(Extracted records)
(begin)
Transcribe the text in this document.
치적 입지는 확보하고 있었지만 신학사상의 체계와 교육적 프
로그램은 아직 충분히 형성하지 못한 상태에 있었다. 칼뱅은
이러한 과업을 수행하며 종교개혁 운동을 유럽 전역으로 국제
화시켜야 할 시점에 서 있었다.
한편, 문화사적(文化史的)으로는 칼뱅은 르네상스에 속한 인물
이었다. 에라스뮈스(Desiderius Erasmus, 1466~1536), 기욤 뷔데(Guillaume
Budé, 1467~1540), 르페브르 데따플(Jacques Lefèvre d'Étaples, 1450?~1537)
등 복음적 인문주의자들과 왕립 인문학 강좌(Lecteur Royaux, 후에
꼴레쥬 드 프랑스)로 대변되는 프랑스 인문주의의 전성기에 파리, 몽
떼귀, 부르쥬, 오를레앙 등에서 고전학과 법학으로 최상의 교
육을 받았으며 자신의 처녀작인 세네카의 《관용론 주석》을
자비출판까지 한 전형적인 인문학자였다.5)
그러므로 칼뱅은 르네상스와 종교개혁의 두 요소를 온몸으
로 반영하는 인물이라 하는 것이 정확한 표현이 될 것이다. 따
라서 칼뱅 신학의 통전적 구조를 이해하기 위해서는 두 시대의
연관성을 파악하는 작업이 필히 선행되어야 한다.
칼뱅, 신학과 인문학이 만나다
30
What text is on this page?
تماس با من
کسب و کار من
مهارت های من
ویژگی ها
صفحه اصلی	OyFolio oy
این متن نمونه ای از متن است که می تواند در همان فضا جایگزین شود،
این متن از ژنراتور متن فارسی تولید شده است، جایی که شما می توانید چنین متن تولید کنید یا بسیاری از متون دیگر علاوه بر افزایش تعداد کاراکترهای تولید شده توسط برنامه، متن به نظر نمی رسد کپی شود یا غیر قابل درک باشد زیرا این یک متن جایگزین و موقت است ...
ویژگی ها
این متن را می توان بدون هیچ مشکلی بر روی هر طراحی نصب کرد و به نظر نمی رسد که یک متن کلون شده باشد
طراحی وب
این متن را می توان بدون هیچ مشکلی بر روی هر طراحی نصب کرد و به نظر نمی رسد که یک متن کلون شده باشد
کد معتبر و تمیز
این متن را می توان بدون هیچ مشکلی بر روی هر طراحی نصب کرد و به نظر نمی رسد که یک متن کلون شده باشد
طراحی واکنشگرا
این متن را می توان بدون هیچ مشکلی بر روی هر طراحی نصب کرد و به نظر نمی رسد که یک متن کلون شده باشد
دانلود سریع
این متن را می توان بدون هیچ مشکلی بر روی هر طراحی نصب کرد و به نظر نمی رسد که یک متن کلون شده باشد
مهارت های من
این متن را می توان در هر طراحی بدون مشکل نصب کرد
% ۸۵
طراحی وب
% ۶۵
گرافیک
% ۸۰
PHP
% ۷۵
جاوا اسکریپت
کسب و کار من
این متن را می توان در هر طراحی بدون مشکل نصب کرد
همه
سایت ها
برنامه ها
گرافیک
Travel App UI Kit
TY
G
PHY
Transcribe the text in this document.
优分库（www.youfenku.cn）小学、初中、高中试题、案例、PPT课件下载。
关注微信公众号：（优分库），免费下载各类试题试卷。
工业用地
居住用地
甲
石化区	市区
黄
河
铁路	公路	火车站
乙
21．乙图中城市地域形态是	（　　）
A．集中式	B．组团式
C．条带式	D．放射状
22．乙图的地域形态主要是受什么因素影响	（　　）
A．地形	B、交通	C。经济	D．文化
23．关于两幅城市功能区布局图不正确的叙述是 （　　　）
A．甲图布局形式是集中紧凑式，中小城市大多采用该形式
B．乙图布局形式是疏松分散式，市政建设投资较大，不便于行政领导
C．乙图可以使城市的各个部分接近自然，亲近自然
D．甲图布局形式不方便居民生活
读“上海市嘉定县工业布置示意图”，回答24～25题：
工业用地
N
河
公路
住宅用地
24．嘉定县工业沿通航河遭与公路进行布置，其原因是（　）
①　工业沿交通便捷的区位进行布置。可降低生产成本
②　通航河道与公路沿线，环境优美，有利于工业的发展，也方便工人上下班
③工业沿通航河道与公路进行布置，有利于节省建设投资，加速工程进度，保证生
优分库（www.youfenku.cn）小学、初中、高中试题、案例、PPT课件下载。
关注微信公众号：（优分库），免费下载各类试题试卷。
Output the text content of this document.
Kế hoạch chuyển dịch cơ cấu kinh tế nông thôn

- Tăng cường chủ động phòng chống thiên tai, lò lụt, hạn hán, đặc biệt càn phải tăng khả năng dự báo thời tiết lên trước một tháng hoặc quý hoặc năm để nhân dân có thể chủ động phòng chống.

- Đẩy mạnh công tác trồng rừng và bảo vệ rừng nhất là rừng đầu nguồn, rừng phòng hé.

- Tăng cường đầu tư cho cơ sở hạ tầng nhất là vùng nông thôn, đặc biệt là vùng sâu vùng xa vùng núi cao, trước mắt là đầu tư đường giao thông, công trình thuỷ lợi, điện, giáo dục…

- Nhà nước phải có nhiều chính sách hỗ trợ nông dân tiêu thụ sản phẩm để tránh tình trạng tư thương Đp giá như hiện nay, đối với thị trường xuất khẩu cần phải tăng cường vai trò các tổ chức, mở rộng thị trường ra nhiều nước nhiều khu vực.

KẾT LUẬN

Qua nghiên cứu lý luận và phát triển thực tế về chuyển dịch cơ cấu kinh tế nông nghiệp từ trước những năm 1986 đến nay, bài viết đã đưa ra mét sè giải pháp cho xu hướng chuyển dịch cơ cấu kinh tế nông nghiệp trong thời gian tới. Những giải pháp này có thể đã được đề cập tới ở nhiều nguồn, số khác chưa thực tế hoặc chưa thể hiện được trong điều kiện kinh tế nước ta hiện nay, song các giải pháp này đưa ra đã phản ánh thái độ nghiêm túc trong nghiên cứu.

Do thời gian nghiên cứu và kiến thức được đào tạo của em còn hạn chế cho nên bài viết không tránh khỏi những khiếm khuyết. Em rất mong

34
(end)
* Problem: Print the whole listing exactly as it is.

* Task answer:
Transcribe the text in this document.
치적 입지는 확보하고 있었지만 신학사상의 체계와 교육적 프
로그램은 아직 충분히 형성하지 못한 상태에 있었다. 칼뱅은
이러한 과업을 수행하며 종교개혁 운동을 유럽 전역으로 국제
화시켜야 할 시점에 서 있었다.
한편, 문화사적(文化史的)으로는 칼뱅은 르네상스에 속한 인물
이었다. 에라스뮈스(Desiderius Erasmus, 1466~1536), 기욤 뷔데(Guillaume
Budé, 1467~1540), 르페브르 데따플(Jacques Lefèvre d'Étaples, 1450?~1537)
등 복음적 인문주의자들과 왕립 인문학 강좌(Lecteur Royaux, 후에
꼴레쥬 드 프랑스)로 대변되는 프랑스 인문주의의 전성기에 파리, 몽
떼귀, 부르쥬, 오를레앙 등에서 고전학과 법학으로 최상의 교
육을 받았으며 자신의 처녀작인 세네카의 《관용론 주석》을
자비출판까지 한 전형적인 인문학자였다.5)
그러므로 칼뱅은 르네상스와 종교개혁의 두 요소를 온몸으
로 반영하는 인물이라 하는 것이 정확한 표현이 될 것이다. 따
라서 칼뱅 신학의 통전적 구조를 이해하기 위해서는 두 시대의
연관성을 파악하는 작업이 필히 선행되어야 한다.
칼뱅, 신학과 인문학이 만나다
30
What text is on this page?
تماس با من
کسب و کار من
مهارت های من
ویژگی ها
صفحه اصلی	OyFolio oy
این متن نمونه ای از متن است که می تواند در همان فضا جایگزین شود،
این متن از ژنراتور متن فارسی تولید شده است، جایی که شما می توانید چنین متن تولید کنید یا بسیاری از متون دیگر علاوه بر افزایش تعداد کاراکترهای تولید شده توسط برنامه، متن به نظر نمی رسد کپی شود یا غیر قابل درک باشد زیرا این یک متن جایگزین و موقت است ...
ویژگی ها
این متن را می توان بدون هیچ مشکلی بر روی هر طراحی نصب کرد و به نظر نمی رسد که یک متن کلون شده باشد
طراحی وب
این متن را می توان بدون هیچ مشکلی بر روی هر طراحی نصب کرد و به نظر نمی رسد که یک متن کلون شده باشد
کد معتبر و تمیز
این متن را می توان بدون هیچ مشکلی بر روی هر طراحی نصب کرد و به نظر نمی رسد که یک متن کلون شده باشد
طراحی واکنشگرا
این متن را می توان بدون هیچ مشکلی بر روی هر طراحی نصب کرد و به نظر نمی رسد که یک متن کلون شده باشد
دانلود سریع
این متن را می توان بدون هیچ مشکلی بر روی هر طراحی نصب کرد و به نظر نمی رسد که یک متن کلون شده باشد
مهارت های من
این متن را می توان در هر طراحی بدون مشکل نصب کرد
% ۸۵
طراحی وب
% ۶۵
گرافیک
% ۸۰
PHP
% ۷۵
جاوا اسکریپت
کسب و کار من
این متن را می توان در هر طراحی بدون مشکل نصب کرد
همه
سایت ها
برنامه ها
گرافیک
Travel App UI Kit
TY
G
PHY
Transcribe the text in this document.
优分库（www.youfenku.cn）小学、初中、高中试题、案例、PPT课件下载。
关注微信公众号：（优分库），免费下载各类试题试卷。
工业用地
居住用地
甲
石化区	市区
黄
河
铁路	公路	火车站
乙
21．乙图中城市地域形态是	（　　）
A．集中式	B．组团式
C．条带式	D．放射状
22．乙图的地域形态主要是受什么因素影响	（　　）
A．地形	B、交通	C。经济	D．文化
23．关于两幅城市功能区布局图不正确的叙述是 （　　　）
A．甲图布局形式是集中紧凑式，中小城市大多采用该形式
B．乙图布局形式是疏松分散式，市政建设投资较大，不便于行政领导
C．乙图可以使城市的各个部分接近自然，亲近自然
D．甲图布局形式不方便居民生活
读“上海市嘉定县工业布置示意图”，回答24～25题：
工业用地
N
河
公路
住宅用地
24．嘉定县工业沿通航河遭与公路进行布置，其原因是（　）
①　工业沿交通便捷的区位进行布置。可降低生产成本
②　通航河道与公路沿线，环境优美，有利于工业的发展，也方便工人上下班
③工业沿通航河道与公路进行布置，有利于节省建设投资，加速工程进度，保证生
优分库（www.youfenku.cn）小学、初中、高中试题、案例、PPT课件下载。
关注微信公众号：（优分库），免费下载各类试题试卷。
Output the text content of this document.
Kế hoạch chuyển dịch cơ cấu kinh tế nông thôn

- Tăng cường chủ động phòng chống thiên tai, lò lụt, hạn hán, đặc biệt càn phải tăng khả năng dự báo thời tiết lên trước một tháng hoặc quý hoặc năm để nhân dân có thể chủ động phòng chống.

- Đẩy mạnh công tác trồng rừng và bảo vệ rừng nhất là rừng đầu nguồn, rừng phòng hé.

- Tăng cường đầu tư cho cơ sở hạ tầng nhất là vùng nông thôn, đặc biệt là vùng sâu vùng xa vùng núi cao, trước mắt là đầu tư đường giao thông, công trình thuỷ lợi, điện, giáo dục…

- Nhà nước phải có nhiều chính sách hỗ trợ nông dân tiêu thụ sản phẩm để tránh tình trạng tư thương Đp giá như hiện nay, đối với thị trường xuất khẩu cần phải tăng cường vai trò các tổ chức, mở rộng thị trường ra nhiều nước nhiều khu vực.

KẾT LUẬN

Qua nghiên cứu lý luận và phát triển thực tế về chuyển dịch cơ cấu kinh tế nông nghiệp từ trước những năm 1986 đến nay, bài viết đã đưa ra mét sè giải pháp cho xu hướng chuyển dịch cơ cấu kinh tế nông nghiệp trong thời gian tới. Những giải pháp này có thể đã được đề cập tới ở nhiều nguồn, số khác chưa thực tế hoặc chưa thể hiện được trong điều kiện kinh tế nước ta hiện nay, song các giải pháp này đưa ra đã phản ánh thái độ nghiêm túc trong nghiên cứu.

Do thời gian nghiên cứu và kiến thức được đào tạo của em còn hạn chế cho nên bài viết không tránh khỏi những khiếm khuyết. Em rất mong

34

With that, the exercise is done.